Print the data exactly, leaving nothing out.

> [DATA SHOWN]

** Begin **

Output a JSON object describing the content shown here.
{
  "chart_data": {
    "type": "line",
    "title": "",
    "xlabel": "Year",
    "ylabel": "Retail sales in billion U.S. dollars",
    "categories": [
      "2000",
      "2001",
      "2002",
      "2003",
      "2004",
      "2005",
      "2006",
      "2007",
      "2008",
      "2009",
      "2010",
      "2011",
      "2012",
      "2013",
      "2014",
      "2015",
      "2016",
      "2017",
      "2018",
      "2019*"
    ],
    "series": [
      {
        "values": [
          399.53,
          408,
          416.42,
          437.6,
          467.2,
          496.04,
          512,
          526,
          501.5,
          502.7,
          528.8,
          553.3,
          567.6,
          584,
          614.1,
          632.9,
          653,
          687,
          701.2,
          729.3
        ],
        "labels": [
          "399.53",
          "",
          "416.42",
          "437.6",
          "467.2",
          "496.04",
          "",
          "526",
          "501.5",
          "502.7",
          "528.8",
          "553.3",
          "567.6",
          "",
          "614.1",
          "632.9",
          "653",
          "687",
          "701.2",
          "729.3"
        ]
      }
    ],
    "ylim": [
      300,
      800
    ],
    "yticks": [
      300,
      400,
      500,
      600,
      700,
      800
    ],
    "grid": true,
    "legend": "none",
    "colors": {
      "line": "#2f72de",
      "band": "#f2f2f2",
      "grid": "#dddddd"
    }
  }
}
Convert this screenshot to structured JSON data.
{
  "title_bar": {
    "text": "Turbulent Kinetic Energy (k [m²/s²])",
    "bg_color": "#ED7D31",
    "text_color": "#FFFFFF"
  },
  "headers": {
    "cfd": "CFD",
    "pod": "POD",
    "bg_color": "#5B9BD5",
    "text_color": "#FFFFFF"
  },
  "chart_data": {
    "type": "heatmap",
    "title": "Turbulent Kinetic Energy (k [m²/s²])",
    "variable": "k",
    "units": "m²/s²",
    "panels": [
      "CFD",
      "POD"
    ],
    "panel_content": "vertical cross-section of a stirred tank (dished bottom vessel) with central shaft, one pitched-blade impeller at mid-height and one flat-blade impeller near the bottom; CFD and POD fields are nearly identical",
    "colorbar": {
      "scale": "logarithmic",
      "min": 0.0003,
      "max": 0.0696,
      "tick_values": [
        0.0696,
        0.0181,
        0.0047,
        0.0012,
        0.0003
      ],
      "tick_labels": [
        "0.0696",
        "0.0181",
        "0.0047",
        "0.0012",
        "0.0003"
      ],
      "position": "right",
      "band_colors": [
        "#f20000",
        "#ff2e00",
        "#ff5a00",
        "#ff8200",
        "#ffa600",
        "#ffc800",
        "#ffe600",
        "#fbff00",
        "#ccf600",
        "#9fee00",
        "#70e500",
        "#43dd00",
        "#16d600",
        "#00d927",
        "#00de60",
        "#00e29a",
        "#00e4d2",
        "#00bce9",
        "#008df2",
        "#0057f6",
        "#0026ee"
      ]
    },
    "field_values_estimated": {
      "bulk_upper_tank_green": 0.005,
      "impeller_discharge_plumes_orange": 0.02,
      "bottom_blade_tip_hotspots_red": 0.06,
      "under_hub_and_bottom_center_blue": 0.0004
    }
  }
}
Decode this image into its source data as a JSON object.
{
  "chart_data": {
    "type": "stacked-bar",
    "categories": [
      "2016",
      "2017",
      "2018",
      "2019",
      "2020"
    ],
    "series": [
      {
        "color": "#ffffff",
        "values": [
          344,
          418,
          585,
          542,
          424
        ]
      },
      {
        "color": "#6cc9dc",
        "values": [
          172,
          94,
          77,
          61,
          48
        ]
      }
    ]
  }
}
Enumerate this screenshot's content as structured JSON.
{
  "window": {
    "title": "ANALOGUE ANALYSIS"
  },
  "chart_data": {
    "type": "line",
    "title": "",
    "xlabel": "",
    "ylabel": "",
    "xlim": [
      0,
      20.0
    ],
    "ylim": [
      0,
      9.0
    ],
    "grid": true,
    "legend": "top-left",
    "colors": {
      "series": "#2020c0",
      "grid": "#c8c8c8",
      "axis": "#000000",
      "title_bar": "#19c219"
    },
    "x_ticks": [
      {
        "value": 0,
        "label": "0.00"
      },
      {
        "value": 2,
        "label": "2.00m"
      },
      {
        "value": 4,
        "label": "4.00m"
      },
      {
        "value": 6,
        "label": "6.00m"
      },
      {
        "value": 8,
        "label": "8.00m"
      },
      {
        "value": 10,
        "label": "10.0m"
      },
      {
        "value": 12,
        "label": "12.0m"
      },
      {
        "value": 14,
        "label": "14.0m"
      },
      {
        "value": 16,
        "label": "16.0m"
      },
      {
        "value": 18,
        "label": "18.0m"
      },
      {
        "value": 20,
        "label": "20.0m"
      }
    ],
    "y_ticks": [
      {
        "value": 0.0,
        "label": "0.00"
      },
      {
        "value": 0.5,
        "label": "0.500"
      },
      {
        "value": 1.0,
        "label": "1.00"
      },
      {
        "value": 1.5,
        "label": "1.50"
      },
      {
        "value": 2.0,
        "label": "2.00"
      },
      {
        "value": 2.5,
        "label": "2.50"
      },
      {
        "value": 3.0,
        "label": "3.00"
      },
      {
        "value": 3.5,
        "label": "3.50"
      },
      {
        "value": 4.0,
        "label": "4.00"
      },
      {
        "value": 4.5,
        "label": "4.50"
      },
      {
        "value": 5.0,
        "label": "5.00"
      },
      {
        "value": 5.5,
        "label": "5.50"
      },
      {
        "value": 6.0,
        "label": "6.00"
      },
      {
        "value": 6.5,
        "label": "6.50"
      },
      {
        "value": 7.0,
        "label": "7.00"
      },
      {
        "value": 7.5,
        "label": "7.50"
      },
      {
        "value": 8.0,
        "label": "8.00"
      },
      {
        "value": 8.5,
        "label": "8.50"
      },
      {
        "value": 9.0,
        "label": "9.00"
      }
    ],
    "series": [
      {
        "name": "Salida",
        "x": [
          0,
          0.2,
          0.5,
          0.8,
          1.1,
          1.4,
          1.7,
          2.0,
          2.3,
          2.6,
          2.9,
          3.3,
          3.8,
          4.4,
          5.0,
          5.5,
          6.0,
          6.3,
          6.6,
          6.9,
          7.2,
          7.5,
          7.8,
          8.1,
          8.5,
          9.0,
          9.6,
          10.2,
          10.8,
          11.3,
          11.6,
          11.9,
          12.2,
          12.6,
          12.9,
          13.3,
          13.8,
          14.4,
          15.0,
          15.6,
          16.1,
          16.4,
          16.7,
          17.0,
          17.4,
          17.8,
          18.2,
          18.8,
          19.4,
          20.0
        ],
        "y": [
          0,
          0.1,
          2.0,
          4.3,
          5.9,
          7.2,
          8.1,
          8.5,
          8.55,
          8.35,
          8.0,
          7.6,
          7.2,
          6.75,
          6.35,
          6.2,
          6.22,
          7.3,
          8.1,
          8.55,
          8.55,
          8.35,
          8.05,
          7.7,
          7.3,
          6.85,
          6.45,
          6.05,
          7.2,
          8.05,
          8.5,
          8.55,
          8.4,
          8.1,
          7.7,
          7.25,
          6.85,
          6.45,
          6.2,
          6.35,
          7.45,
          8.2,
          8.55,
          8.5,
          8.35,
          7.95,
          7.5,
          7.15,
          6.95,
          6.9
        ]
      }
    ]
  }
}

** End **

> [WRITTEN ANSWER]
Output a JSON object describing the content shown here.
{
  "chart_data": {
    "type": "line",
    "title": "",
    "xlabel": "Year",
    "ylabel": "Retail sales in billion U.S. dollars",
    "categories": [
      "2000",
      "2001",
      "2002",
      "2003",
      "2004",
      "2005",
      "2006",
      "2007",
      "2008",
      "2009",
      "2010",
      "2011",
      "2012",
      "2013",
      "2014",
      "2015",
      "2016",
      "2017",
      "2018",
      "2019*"
    ],
    "series": [
      {
        "values": [
          399.53,
          408,
          416.42,
          437.6,
          467.2,
          496.04,
          512,
          526,
          501.5,
          502.7,
          528.8,
          553.3,
          567.6,
          584,
          614.1,
          632.9,
          653,
          687,
          701.2,
          729.3
        ],
        "labels": [
          "399.53",
          "",
          "416.42",
          "437.6",
          "467.2",
          "496.04",
          "",
          "526",
          "501.5",
          "502.7",
          "528.8",
          "553.3",
          "567.6",
          "",
          "614.1",
          "632.9",
          "653",
          "687",
          "701.2",
          "729.3"
        ]
      }
    ],
    "ylim": [
      300,
      800
    ],
    "yticks": [
      300,
      400,
      500,
      600,
      700,
      800
    ],
    "grid": true,
    "legend": "none",
    "colors": {
      "line": "#2f72de",
      "band": "#f2f2f2",
      "grid": "#dddddd"
    }
  }
}
Convert this screenshot to structured JSON data.
{
  "title_bar": {
    "text": "Turbulent Kinetic Energy (k [m²/s²])",
    "bg_color": "#ED7D31",
    "text_color": "#FFFFFF"
  },
  "headers": {
    "cfd": "CFD",
    "pod": "POD",
    "bg_color": "#5B9BD5",
    "text_color": "#FFFFFF"
  },
  "chart_data": {
    "type": "heatmap",
    "title": "Turbulent Kinetic Energy (k [m²/s²])",
    "variable": "k",
    "units": "m²/s²",
    "panels": [
      "CFD",
      "POD"
    ],
    "panel_content": "vertical cross-section of a stirred tank (dished bottom vessel) with central shaft, one pitched-blade impeller at mid-height and one flat-blade impeller near the bottom; CFD and POD fields are nearly identical",
    "colorbar": {
      "scale": "logarithmic",
      "min": 0.0003,
      "max": 0.0696,
      "tick_values": [
        0.0696,
        0.0181,
        0.0047,
        0.0012,
        0.0003
      ],
      "tick_labels": [
        "0.0696",
        "0.0181",
        "0.0047",
        "0.0012",
        "0.0003"
      ],
      "position": "right",
      "band_colors": [
        "#f20000",
        "#ff2e00",
        "#ff5a00",
        "#ff8200",
        "#ffa600",
        "#ffc800",
        "#ffe600",
        "#fbff00",
        "#ccf600",
        "#9fee00",
        "#70e500",
        "#43dd00",
        "#16d600",
        "#00d927",
        "#00de60",
        "#00e29a",
        "#00e4d2",
        "#00bce9",
        "#008df2",
        "#0057f6",
        "#0026ee"
      ]
    },
    "field_values_estimated": {
      "bulk_upper_tank_green": 0.005,
      "impeller_discharge_plumes_orange": 0.02,
      "bottom_blade_tip_hotspots_red": 0.06,
      "under_hub_and_bottom_center_blue": 0.0004
    }
  }
}
Decode this image into its source data as a JSON object.
{
  "chart_data": {
    "type": "stacked-bar",
    "categories": [
      "2016",
      "2017",
      "2018",
      "2019",
      "2020"
    ],
    "series": [
      {
        "color": "#ffffff",
        "values": [
          344,
          418,
          585,
          542,
          424
        ]
      },
      {
        "color": "#6cc9dc",
        "values": [
          172,
          94,
          77,
          61,
          48
        ]
      }
    ]
  }
}
Enumerate this screenshot's content as structured JSON.
{
  "window": {
    "title": "ANALOGUE ANALYSIS"
  },
  "chart_data": {
    "type": "line",
    "title": "",
    "xlabel": "",
    "ylabel": "",
    "xlim": [
      0,
      20.0
    ],
    "ylim": [
      0,
      9.0
    ],
    "grid": true,
    "legend": "top-left",
    "colors": {
      "series": "#2020c0",
      "grid": "#c8c8c8",
      "axis": "#000000",
      "title_bar": "#19c219"
    },
    "x_ticks": [
      {
        "value": 0,
        "label": "0.00"
      },
      {
        "value": 2,
        "label": "2.00m"
      },
      {
        "value": 4,
        "label": "4.00m"
      },
      {
        "value": 6,
        "label": "6.00m"
      },
      {
        "value": 8,
        "label": "8.00m"
      },
      {
        "value": 10,
        "label": "10.0m"
      },
      {
        "value": 12,
        "label": "12.0m"
      },
      {
        "value": 14,
        "label": "14.0m"
      },
      {
        "value": 16,
        "label": "16.0m"
      },
      {
        "value": 18,
        "label": "18.0m"
      },
      {
        "value": 20,
        "label": "20.0m"
      }
    ],
    "y_ticks": [
      {
        "value": 0.0,
        "label": "0.00"
      },
      {
        "value": 0.5,
        "label": "0.500"
      },
      {
        "value": 1.0,
        "label": "1.00"
      },
      {
        "value": 1.5,
        "label": "1.50"
      },
      {
        "value": 2.0,
        "label": "2.00"
      },
      {
        "value": 2.5,
        "label": "2.50"
      },
      {
        "value": 3.0,
        "label": "3.00"
      },
      {
        "value": 3.5,
        "label": "3.50"
      },
      {
        "value": 4.0,
        "label": "4.00"
      },
      {
        "value": 4.5,
        "label": "4.50"
      },
      {
        "value": 5.0,
        "label": "5.00"
      },
      {
        "value": 5.5,
        "label": "5.50"
      },
      {
        "value": 6.0,
        "label": "6.00"
      },
      {
        "value": 6.5,
        "label": "6.50"
      },
      {
        "value": 7.0,
        "label": "7.00"
      },
      {
        "value": 7.5,
        "label": "7.50"
      },
      {
        "value": 8.0,
        "label": "8.00"
      },
      {
        "value": 8.5,
        "label": "8.50"
      },
      {
        "value": 9.0,
        "label": "9.00"
      }
    ],
    "series": [
      {
        "name": "Salida",
        "x": [
          0,
          0.2,
          0.5,
          0.8,
          1.1,
          1.4,
          1.7,
          2.0,
          2.3,
          2.6,
          2.9,
          3.3,
          3.8,
          4.4,
          5.0,
          5.5,
          6.0,
          6.3,
          6.6,
          6.9,
          7.2,
          7.5,
          7.8,
          8.1,
          8.5,
          9.0,
          9.6,
          10.2,
          10.8,
          11.3,
          11.6,
          11.9,
          12.2,
          12.6,
          12.9,
          13.3,
          13.8,
          14.4,
          15.0,
          15.6,
          16.1,
          16.4,
          16.7,
          17.0,
          17.4,
          17.8,
          18.2,
          18.8,
          19.4,
          20.0
        ],
        "y": [
          0,
          0.1,
          2.0,
          4.3,
          5.9,
          7.2,
          8.1,
          8.5,
          8.55,
          8.35,
          8.0,
          7.6,
          7.2,
          6.75,
          6.35,
          6.2,
          6.22,
          7.3,
          8.1,
          8.55,
          8.55,
          8.35,
          8.05,
          7.7,
          7.3,
          6.85,
          6.45,
          6.05,
          7.2,
          8.05,
          8.5,
          8.55,
          8.4,
          8.1,
          7.7,
          7.25,
          6.85,
          6.45,
          6.2,
          6.35,
          7.45,
          8.2,
          8.55,
          8.5,
          8.35,
          7.95,
          7.5,
          7.15,
          6.95,
          6.9
        ]
      }
    ]
  }
}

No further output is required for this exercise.